## What is required
Among the entries below, find the lines with "JSON" and copy them.
--- Begin Data supplied ---
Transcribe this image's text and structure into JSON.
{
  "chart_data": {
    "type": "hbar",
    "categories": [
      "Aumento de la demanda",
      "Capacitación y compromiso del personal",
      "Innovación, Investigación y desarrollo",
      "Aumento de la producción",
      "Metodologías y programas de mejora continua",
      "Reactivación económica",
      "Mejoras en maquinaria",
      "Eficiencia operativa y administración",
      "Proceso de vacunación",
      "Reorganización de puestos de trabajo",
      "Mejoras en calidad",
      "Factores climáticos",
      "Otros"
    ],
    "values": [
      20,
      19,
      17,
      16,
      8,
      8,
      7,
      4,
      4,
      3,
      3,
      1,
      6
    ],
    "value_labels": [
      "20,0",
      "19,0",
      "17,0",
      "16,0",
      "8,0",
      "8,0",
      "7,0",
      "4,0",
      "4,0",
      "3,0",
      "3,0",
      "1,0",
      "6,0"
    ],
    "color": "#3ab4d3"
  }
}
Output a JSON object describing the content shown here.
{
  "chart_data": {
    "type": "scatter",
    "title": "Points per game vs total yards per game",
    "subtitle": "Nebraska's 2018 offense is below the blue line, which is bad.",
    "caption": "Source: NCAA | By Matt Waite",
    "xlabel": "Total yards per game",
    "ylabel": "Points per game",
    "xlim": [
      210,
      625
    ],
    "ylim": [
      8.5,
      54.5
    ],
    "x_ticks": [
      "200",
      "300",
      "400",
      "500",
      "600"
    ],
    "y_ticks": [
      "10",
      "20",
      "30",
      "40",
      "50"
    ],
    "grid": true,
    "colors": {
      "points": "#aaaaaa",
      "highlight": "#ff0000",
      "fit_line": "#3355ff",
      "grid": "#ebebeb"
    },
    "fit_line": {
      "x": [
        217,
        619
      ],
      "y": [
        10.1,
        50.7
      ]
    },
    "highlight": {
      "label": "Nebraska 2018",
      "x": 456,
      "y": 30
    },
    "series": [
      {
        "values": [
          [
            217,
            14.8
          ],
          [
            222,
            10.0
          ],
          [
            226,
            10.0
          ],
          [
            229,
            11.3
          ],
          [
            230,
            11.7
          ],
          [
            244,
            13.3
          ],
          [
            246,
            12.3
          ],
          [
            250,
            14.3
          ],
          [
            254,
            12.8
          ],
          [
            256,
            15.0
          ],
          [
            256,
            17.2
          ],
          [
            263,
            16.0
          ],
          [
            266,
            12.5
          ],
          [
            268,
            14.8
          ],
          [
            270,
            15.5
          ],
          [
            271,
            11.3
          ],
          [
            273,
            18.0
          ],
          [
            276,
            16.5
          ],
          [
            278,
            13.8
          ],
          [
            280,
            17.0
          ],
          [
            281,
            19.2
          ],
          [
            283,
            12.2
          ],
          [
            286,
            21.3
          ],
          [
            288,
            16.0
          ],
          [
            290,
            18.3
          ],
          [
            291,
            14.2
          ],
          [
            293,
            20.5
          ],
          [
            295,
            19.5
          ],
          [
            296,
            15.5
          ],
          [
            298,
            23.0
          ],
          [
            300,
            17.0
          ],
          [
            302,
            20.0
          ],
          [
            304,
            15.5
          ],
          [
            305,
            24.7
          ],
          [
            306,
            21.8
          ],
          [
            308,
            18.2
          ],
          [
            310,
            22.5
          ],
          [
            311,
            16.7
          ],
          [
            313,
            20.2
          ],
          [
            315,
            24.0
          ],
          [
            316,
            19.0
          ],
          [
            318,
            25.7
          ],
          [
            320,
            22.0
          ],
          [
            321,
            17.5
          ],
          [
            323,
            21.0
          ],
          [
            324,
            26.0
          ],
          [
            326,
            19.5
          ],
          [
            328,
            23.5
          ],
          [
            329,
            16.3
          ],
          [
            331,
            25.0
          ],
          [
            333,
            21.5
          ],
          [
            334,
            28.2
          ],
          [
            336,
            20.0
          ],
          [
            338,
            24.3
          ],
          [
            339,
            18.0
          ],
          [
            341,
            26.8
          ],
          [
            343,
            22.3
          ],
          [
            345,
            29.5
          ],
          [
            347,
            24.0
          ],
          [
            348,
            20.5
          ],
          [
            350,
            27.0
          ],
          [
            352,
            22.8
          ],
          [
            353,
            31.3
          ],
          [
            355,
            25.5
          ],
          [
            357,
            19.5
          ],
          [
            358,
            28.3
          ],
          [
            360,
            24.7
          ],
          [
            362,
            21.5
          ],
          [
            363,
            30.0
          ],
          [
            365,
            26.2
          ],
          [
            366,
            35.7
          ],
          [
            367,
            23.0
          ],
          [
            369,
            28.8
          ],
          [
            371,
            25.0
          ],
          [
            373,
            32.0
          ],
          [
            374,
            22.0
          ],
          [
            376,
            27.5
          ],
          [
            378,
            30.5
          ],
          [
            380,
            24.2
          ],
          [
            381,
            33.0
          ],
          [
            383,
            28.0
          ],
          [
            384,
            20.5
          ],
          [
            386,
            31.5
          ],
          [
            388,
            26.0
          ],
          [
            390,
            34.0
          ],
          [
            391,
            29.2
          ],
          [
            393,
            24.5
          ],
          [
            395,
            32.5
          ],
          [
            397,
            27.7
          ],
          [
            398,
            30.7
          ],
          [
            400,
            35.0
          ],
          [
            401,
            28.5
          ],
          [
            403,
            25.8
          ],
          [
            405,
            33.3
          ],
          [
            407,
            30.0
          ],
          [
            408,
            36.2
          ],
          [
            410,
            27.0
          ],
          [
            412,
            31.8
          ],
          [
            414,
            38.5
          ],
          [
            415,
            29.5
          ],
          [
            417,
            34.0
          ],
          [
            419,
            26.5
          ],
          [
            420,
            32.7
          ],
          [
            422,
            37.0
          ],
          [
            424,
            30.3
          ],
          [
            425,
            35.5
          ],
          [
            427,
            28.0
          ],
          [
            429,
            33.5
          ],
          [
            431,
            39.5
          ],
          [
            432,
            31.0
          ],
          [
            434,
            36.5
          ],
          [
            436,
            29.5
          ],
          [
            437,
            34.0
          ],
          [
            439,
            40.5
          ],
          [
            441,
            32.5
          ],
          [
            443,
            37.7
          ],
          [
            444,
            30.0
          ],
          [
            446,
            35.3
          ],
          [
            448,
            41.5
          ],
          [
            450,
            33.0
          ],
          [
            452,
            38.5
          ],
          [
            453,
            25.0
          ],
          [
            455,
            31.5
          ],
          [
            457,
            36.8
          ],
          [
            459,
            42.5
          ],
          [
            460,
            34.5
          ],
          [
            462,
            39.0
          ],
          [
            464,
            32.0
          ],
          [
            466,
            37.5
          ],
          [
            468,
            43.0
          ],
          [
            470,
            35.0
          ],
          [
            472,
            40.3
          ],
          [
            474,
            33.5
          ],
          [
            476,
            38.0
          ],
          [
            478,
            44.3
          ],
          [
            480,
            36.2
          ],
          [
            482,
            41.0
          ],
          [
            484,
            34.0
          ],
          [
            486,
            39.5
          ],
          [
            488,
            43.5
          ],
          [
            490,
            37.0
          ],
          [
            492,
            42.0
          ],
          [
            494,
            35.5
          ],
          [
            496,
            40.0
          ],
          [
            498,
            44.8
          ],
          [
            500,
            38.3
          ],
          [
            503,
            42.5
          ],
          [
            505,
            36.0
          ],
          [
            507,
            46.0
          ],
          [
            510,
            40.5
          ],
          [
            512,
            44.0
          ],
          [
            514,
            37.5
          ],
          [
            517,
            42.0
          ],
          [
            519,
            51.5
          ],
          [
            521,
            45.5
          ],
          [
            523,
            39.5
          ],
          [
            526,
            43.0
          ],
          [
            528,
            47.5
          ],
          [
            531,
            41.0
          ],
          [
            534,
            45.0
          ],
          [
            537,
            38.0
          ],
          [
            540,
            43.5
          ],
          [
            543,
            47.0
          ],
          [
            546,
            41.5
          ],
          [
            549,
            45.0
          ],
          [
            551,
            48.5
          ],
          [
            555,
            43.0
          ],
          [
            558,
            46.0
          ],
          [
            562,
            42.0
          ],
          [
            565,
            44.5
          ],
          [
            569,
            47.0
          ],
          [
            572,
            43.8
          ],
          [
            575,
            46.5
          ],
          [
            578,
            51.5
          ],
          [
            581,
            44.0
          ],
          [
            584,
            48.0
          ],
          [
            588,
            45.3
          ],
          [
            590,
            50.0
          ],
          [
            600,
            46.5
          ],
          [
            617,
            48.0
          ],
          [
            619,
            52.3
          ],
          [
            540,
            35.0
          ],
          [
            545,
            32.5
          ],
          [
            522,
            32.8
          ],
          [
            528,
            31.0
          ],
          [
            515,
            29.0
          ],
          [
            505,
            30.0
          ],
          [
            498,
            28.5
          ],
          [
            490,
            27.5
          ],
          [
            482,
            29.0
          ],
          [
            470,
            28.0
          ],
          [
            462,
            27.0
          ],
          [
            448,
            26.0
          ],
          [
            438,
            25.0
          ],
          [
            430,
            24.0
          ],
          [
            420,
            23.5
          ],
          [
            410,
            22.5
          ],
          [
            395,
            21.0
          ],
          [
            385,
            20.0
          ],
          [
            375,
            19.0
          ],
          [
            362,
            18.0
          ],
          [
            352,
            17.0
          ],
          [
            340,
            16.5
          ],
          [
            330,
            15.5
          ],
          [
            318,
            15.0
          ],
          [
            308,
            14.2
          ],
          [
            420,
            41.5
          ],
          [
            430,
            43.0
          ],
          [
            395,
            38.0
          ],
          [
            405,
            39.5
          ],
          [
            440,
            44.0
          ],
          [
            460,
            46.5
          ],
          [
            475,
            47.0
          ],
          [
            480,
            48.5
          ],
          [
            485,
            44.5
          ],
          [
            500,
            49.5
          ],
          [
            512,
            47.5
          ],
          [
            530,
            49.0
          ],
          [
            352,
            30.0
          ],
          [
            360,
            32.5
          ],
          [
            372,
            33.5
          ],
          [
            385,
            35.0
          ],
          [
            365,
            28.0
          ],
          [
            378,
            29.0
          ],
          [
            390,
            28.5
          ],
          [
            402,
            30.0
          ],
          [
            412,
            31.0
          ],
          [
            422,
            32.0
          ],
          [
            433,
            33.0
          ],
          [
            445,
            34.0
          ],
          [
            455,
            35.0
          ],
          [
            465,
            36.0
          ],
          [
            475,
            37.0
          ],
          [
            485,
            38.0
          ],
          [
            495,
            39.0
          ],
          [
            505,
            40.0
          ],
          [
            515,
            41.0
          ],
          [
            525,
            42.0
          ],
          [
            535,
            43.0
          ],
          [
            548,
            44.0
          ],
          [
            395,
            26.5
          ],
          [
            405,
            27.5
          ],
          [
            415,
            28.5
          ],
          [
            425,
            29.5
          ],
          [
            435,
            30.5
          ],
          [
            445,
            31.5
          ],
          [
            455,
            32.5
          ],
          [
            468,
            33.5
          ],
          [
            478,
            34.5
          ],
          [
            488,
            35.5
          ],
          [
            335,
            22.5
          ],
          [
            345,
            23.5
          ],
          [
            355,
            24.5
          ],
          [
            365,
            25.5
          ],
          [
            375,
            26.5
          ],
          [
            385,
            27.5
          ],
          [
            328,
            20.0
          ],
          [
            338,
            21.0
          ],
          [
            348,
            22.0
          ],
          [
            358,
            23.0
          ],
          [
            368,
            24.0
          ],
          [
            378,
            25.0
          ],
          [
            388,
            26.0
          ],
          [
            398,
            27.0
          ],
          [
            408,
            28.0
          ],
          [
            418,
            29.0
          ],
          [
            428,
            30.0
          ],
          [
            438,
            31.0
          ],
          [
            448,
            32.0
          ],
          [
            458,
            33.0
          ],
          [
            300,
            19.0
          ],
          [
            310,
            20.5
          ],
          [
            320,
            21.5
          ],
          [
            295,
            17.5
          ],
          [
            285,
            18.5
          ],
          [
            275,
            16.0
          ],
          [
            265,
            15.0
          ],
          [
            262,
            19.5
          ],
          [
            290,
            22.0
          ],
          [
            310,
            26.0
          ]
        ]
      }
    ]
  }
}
--- End Data supplied ---
## Final answer
Transcribe this image's text and structure into JSON.
Output a JSON object describing the content shown here.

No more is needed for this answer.